Yapılacak işler:
[1] Birlik yazısına göre örgütlenme hangi şart olmadan mümkün değildir?
[2] Birlik yazısında "Amsterdam Enternasyonal Kongresi" ile başlayıp "yönünde cereyan etmektedir!" ile biten kısmı olduğu gibi tekrar yazın.
[3] Birlik yazısını iki cümleyle özetleyin.

Verilen metin:
● ● ● ● ●

13 Mayıs 2009

,

Birlik

“İşçiler bölünmelerden bıkmış durumdalar. İşçiler birlik istiyorlar. İşçiler, kimi zaman huzur bozucu tartışmalar biçimini bile alabilen bölünmelerden nefret ediyorlar […].”

Bu türden, benzer ifadeler bazen işçilerin ağzından da çıkabiliyor.

İşçiler, birliğe gerçekten de muhtaçlar. Hatırda tutulması gereken önemli bir husus, kendilerinden başka kimsenin onlara birlik bahşedemeyeceği, birliğe ulaşma konusunda kimsenin kendilerine yardım edemeyeceği gerçeğidir. Birlik “vaat edilemez”; bu tür bir vaat, sadece nafile bir böbürlenme, kendi kendini aldatmadan ibarettir; birlik, aydın grupları arasında imza edilen “anlaşmalar”dan neşet etmez. Böyle olduğunu zannetmek, son derece hazin, çocuksu ve cahilâne bir hayâldir.

Birlik kazanılmalıdır, bu kazanım, sadece işçiler, sınıf bilinçli işçiler tarafından, inatçı ve ısrarlı bir gayret aracılığıyla temin edilebilir.

Uzun uzun mektuplar yazıp, “birlik” sözcüğünü yazmaktan, onu vaat etmekten ve bir kişiyi birliğin müdafisi olarak “ilân” etmekten daha kolay bir şey yoktur. Ancak gerçekte birlik, yalnızca ileri işçilerin, tüm sınıf bilinçli işçilerin gayretleri ve örgütlenmeleri sayesinde mevzi kazanabilir.

Örgütlenme olmaksızın birlik imkânsızdır. Örgütlenme ise azınlık çoğunluğa teslim olmadıkça mümkün değildir.

Kimi tartışmasız gerçekler vardır. Kimse bunları sorgulayamaz. Yegâne -yegâne!- mesele, bunları yürürlüğe koyma meselesidir. Bu kolay değildir. Tüm sınıf bilinçli işçilerin çabasına, azmine ve dayanışmasına muhtaçtır. Ancak böylesi bir çabanın yokluğunda işçi sınıfının birliğinden söz etmek faydasızdır.

Amsterdam Enternasyonal Kongresi tarafından kabul edilmiş olan karar [1904 Ağustos’unda İkinci Enternasyonal Amsterdam Kongresi’nde kabul edilen “Parti birliği” kararına atıfta bulunuluyor. -ç.n.] tüm ülkelerdeki işçi partilerinin birliği hususunda baskı uygulamaktadır. Bu karar doğrudur. İşçilerin birliğini talep etmektedir, ancak bizimkiler de dâhil bu yöndeki tüm gayretler, bu birliği işçilerin iradesine teslim olmayı reddeden aydın gruplarının birliğiyle ikame etme yönünde cereyan etmektedir!

Bu, hazin değilse de anlamsızdır.

● ● ● ● ●

Verilen öğeler:
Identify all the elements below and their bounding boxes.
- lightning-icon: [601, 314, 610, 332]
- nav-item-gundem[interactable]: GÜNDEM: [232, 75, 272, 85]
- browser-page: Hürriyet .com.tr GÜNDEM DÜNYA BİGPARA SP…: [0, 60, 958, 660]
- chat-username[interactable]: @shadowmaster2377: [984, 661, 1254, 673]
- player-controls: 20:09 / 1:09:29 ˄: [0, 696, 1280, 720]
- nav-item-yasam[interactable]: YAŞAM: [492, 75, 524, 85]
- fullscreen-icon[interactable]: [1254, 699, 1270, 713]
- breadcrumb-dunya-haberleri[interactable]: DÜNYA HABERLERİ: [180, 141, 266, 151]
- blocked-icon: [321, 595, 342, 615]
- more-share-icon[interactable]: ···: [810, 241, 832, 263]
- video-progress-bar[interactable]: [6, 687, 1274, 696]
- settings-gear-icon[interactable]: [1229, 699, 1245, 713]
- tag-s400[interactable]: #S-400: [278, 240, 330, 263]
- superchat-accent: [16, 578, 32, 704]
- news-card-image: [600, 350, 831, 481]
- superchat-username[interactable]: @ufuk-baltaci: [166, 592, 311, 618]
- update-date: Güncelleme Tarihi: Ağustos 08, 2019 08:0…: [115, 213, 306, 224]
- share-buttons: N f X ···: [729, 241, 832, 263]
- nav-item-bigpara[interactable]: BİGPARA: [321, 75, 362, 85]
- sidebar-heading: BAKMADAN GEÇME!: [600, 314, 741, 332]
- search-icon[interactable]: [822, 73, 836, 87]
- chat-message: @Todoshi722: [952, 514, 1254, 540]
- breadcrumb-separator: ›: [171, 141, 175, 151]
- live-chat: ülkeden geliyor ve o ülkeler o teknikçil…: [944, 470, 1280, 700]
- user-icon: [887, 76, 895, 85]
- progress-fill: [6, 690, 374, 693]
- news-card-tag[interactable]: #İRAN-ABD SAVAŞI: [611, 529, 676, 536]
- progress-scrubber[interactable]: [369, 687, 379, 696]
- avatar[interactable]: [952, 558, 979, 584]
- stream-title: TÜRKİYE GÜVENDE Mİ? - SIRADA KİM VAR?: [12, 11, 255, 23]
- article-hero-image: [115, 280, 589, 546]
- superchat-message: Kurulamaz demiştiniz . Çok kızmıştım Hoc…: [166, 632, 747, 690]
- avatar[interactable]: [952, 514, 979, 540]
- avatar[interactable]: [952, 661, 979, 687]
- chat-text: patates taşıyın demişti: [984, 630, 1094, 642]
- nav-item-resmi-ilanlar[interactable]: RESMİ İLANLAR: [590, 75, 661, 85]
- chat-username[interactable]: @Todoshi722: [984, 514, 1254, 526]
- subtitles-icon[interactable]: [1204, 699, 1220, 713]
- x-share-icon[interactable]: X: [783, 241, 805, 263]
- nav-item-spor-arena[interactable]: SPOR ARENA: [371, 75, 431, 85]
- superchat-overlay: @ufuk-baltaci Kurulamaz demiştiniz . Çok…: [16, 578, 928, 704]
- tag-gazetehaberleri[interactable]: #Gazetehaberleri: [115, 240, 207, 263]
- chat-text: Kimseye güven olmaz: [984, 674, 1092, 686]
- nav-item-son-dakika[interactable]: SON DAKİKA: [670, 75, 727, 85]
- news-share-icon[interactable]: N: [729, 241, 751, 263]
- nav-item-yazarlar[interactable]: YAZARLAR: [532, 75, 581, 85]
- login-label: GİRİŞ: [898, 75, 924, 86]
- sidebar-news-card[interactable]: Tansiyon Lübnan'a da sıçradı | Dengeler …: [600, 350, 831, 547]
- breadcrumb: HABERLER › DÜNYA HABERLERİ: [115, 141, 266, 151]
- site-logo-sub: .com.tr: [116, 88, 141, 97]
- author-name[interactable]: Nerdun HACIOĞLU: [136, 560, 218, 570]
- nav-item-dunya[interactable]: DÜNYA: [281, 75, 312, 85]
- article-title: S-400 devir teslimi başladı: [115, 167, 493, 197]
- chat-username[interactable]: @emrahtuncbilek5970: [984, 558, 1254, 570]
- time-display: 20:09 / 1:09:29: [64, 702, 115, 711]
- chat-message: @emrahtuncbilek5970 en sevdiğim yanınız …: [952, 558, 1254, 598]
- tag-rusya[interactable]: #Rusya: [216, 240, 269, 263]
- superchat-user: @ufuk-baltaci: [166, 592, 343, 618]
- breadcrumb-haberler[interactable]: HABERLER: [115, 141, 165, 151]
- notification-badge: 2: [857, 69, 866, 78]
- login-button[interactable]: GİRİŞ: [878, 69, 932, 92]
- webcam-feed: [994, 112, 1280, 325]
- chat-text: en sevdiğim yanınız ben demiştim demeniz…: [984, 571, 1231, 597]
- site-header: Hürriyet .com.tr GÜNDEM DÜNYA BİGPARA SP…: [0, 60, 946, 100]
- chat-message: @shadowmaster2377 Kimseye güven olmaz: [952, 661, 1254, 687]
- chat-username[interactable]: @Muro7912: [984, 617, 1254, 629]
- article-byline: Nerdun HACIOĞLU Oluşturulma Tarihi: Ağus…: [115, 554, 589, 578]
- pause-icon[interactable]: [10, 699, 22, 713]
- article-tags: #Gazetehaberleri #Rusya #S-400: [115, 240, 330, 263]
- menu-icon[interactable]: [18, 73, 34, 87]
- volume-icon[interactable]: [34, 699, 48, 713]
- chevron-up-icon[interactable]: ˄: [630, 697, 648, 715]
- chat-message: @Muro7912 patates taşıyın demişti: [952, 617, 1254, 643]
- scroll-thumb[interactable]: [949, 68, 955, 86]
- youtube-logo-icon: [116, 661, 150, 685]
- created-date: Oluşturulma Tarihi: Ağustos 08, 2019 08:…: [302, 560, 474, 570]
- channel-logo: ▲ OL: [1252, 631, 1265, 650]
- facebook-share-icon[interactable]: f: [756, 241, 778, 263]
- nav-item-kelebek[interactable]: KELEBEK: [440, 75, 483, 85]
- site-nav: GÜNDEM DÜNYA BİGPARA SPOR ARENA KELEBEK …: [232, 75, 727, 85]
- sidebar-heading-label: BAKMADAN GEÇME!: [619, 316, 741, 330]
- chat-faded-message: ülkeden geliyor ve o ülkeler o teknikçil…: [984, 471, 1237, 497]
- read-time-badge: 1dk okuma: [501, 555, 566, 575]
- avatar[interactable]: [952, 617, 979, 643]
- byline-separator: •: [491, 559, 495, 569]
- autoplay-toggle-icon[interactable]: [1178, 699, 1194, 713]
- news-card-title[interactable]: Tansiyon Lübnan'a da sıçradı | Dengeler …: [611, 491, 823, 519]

● ● ● ● ●

Cevaplar aşağıda:
[1] Azınlık çoğunluğa teslim olmadıkça örgütlenme mümkün değildir.

[2]
Amsterdam Enternasyonal Kongresi tarafından kabul edilmiş olan karar [1904 Ağustos’unda İkinci Enternasyonal Amsterdam Kongresi’nde kabul edilen “Parti birliği” kararına atıfta bulunuluyor. -ç.n.] tüm ülkelerdeki işçi partilerinin birliği hususunda baskı uygulamaktadır. Bu karar doğrudur. İşçilerin birliğini talep etmektedir, ancak bizimkiler de dâhil bu yöndeki tüm gayretler, bu birliği işçilerin iradesine teslim olmayı reddeden aydın gruplarının birliğiyle ikame etme yönünde cereyan etmektedir!

[3] İşçiler birliğe muhtaçtır, ama bu birlik vaatlerle ya da aydın grupları arasındaki anlaşmalarla gelmez; ancak sınıf bilinçli işçilerin ısrarlı gayreti ve örgütlenmesiyle kazanılabilir. Örgütlenme azınlığın çoğunluğa teslim olmasını gerektirir, ve Amsterdam Kongresi'nin kararı doğru olsa da birlik çabaları, işçilerin iradesine teslim olmayı reddeden aydın gruplarının birliğine dönüşmektedir.